● **WHAT THE TASK ASKS**
Reproduce only the part of the items that opens with the line containing "table-row: A5 A bbox=[846, 234, 1015, 257]" and closes with the line containing "data-point bbox=[491, 417, 499, 425]", changing "comparison-bracket" to "significance-bracket" and keeping everything else unchanged.

● **SUPPLIED MATERIAL**

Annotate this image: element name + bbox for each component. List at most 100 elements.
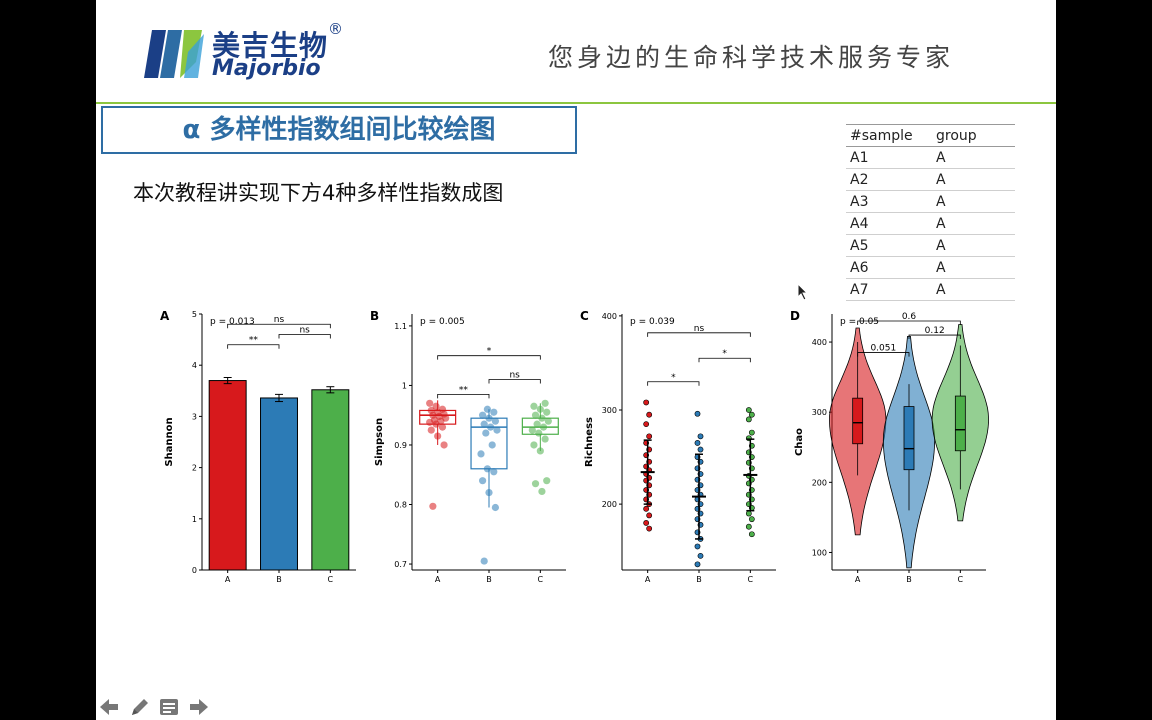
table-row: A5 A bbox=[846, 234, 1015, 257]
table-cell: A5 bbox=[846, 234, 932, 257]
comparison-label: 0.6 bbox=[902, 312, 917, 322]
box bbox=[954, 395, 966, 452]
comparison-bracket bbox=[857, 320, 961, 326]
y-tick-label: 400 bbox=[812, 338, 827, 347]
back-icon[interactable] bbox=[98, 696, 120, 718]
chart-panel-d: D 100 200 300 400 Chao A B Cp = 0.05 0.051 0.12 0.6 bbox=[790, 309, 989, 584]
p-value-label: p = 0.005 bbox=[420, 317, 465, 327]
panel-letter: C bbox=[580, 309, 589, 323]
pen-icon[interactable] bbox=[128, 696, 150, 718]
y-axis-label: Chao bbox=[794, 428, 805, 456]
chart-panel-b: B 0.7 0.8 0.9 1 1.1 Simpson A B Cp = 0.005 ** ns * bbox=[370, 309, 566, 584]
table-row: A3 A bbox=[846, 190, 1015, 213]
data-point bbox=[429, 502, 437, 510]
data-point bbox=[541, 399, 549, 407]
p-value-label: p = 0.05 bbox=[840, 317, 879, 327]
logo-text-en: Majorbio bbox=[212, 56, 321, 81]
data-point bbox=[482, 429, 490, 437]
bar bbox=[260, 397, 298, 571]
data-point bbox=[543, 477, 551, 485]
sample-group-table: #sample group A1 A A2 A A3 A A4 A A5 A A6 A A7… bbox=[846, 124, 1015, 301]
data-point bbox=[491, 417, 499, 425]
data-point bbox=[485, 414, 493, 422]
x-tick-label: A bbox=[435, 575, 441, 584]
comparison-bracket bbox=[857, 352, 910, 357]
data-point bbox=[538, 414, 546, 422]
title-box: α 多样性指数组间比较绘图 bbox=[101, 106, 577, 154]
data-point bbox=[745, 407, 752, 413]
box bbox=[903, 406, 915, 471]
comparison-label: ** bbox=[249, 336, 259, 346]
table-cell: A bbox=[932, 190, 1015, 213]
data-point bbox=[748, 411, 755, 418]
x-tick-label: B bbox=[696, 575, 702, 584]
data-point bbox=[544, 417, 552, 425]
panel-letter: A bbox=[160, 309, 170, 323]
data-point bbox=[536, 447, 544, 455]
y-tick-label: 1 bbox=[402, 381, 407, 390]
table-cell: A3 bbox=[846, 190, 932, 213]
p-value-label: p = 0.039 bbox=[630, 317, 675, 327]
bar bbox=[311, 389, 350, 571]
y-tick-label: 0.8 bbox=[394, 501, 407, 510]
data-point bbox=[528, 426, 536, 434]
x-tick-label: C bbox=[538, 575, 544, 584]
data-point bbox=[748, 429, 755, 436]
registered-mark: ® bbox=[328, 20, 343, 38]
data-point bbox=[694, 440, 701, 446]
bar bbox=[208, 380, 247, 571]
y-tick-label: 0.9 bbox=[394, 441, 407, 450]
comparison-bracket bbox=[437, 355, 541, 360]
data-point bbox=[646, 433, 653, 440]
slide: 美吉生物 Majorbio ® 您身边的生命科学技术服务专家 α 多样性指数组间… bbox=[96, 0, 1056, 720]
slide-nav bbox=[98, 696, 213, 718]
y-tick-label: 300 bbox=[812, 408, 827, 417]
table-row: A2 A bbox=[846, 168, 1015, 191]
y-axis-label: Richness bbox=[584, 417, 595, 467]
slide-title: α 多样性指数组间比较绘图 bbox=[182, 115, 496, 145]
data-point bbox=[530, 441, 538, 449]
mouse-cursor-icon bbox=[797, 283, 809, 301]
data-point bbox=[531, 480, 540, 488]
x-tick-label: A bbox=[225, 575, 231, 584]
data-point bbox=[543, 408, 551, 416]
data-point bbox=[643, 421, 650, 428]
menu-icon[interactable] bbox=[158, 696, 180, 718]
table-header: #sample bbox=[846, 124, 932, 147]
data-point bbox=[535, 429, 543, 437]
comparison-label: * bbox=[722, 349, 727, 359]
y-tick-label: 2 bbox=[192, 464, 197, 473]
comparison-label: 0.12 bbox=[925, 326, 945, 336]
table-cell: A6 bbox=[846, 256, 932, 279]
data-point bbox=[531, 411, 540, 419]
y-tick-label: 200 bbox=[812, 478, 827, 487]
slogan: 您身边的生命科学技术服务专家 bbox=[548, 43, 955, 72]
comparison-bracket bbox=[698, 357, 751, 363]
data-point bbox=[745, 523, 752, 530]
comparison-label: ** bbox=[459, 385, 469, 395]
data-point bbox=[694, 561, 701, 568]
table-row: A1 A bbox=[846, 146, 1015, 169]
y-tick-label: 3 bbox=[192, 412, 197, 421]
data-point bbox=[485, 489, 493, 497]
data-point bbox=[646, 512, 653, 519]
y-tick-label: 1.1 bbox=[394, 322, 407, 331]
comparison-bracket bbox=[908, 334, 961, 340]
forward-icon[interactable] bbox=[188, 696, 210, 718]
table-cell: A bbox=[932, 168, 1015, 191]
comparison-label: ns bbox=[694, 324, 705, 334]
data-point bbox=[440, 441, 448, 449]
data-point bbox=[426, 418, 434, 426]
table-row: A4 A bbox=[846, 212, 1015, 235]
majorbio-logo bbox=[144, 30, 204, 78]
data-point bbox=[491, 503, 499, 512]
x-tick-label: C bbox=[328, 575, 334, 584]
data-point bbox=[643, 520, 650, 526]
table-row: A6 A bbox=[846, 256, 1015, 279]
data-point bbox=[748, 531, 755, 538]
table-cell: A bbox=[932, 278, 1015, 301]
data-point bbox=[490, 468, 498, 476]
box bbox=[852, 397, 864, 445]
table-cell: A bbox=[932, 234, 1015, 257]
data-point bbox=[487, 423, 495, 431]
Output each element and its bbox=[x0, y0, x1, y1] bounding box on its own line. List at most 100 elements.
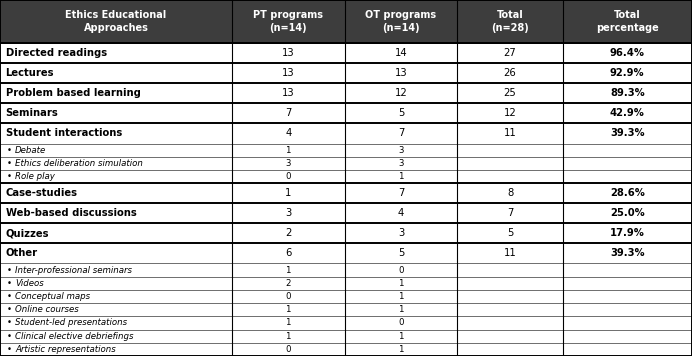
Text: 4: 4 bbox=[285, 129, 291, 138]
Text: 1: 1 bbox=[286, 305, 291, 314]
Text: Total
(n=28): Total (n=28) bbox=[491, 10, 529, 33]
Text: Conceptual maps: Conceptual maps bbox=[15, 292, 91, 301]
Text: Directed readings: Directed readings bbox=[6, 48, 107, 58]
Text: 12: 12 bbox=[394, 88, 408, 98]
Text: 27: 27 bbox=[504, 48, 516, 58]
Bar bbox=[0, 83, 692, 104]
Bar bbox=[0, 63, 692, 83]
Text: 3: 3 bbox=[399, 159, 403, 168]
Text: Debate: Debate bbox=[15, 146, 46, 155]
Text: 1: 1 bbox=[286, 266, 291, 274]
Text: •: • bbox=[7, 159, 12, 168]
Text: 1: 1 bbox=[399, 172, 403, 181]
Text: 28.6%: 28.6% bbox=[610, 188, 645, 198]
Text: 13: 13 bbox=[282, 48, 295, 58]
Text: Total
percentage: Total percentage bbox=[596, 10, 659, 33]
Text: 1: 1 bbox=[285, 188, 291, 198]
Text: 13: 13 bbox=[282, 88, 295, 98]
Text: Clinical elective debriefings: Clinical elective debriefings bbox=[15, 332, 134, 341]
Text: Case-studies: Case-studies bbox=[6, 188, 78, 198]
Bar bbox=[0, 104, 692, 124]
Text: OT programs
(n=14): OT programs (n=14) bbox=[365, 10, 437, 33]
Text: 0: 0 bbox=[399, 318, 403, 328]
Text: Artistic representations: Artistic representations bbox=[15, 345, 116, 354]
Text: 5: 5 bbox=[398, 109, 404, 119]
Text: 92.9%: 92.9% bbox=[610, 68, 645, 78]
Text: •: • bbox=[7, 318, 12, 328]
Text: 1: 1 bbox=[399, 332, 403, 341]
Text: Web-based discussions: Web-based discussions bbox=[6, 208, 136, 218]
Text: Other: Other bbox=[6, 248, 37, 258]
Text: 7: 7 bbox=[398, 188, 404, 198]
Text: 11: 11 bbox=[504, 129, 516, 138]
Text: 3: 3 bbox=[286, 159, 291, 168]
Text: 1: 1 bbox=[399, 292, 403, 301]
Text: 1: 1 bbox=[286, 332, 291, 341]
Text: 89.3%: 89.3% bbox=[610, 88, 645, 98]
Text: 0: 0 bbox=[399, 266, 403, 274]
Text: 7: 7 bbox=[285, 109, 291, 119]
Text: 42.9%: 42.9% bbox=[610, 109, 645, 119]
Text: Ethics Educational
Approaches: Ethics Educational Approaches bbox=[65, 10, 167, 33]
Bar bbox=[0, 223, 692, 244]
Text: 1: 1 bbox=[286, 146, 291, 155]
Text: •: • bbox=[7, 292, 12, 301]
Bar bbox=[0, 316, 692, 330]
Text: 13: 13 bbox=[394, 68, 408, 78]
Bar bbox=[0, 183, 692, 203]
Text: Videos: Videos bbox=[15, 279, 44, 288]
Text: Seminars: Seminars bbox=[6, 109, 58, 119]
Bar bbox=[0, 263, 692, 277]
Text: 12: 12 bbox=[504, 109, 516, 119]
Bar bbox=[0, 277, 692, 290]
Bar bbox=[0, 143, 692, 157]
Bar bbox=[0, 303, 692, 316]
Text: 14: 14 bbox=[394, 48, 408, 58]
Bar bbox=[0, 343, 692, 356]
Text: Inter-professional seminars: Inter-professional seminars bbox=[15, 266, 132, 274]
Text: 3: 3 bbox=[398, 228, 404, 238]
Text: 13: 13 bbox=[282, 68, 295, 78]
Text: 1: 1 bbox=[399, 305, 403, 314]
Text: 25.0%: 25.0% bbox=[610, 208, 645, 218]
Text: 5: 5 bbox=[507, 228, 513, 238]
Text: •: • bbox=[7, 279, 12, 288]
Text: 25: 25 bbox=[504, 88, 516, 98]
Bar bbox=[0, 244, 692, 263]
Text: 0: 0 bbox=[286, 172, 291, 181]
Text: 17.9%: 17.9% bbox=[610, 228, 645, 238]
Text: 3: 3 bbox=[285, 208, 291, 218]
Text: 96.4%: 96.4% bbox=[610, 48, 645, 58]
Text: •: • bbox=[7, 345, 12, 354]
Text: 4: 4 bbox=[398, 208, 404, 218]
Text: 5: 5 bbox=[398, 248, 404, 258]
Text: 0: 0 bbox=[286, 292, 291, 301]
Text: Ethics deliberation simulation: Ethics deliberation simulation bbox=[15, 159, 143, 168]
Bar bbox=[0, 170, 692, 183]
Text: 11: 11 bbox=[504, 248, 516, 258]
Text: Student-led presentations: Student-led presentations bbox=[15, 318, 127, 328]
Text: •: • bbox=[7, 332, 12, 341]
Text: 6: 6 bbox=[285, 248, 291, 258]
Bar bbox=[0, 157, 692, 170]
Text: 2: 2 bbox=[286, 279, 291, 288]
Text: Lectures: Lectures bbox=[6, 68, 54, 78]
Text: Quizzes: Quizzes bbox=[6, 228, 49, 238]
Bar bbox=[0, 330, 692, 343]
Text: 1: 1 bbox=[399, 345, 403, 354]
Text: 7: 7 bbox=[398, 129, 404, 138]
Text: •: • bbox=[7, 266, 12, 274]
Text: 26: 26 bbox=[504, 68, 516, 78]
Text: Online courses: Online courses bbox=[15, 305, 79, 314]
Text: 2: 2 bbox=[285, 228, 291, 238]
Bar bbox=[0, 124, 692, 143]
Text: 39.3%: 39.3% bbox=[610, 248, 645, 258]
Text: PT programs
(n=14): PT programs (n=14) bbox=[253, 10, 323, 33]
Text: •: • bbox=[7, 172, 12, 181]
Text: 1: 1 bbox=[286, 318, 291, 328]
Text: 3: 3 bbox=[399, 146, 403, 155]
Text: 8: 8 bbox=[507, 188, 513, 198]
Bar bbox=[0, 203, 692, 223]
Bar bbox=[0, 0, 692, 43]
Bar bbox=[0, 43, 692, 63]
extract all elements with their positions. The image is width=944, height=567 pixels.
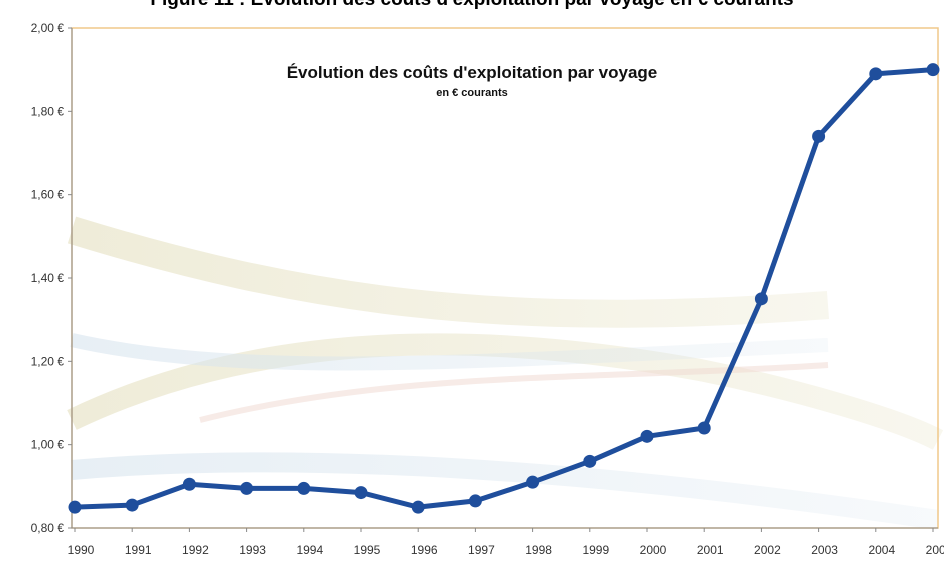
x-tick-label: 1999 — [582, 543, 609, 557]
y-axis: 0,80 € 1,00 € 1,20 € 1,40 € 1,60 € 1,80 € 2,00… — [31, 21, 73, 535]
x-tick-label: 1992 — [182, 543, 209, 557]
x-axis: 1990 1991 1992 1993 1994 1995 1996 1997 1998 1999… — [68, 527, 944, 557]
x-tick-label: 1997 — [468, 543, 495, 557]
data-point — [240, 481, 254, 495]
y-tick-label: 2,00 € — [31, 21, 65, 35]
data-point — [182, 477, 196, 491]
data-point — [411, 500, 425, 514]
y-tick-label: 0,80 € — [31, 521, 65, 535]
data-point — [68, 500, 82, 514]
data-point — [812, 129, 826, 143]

● **RIGHT ANSWER**
table-row: A5 A bbox=[846, 234, 1015, 257]
table-cell: A5 bbox=[846, 234, 932, 257]
comparison-label: 0.6 bbox=[902, 312, 917, 322]
box bbox=[954, 395, 966, 452]
significance-bracket bbox=[857, 320, 961, 326]
y-tick-label: 400 bbox=[812, 338, 827, 347]
back-icon[interactable] bbox=[98, 696, 120, 718]
chart-panel-d: D 100 200 300 400 Chao A B Cp = 0.05 0.051 0.12 0.6 bbox=[790, 309, 989, 584]
p-value-label: p = 0.005 bbox=[420, 317, 465, 327]
panel-letter: C bbox=[580, 309, 589, 323]
pen-icon[interactable] bbox=[128, 696, 150, 718]
y-axis-label: Chao bbox=[794, 428, 805, 456]
chart-panel-b: B 0.7 0.8 0.9 1 1.1 Simpson A B Cp = 0.005 ** ns * bbox=[370, 309, 566, 584]
table-row: A3 A bbox=[846, 190, 1015, 213]
data-point bbox=[429, 502, 437, 510]
data-point bbox=[541, 399, 549, 407]
p-value-label: p = 0.05 bbox=[840, 317, 879, 327]
logo-text-en: Majorbio bbox=[212, 56, 321, 81]
data-point bbox=[482, 429, 490, 437]
bar bbox=[260, 397, 298, 571]
data-point bbox=[543, 477, 551, 485]
sample-group-table: #sample group A1 A A2 A A3 A A4 A A5 A A6 A A7… bbox=[846, 124, 1015, 301]
data-point bbox=[491, 417, 499, 425]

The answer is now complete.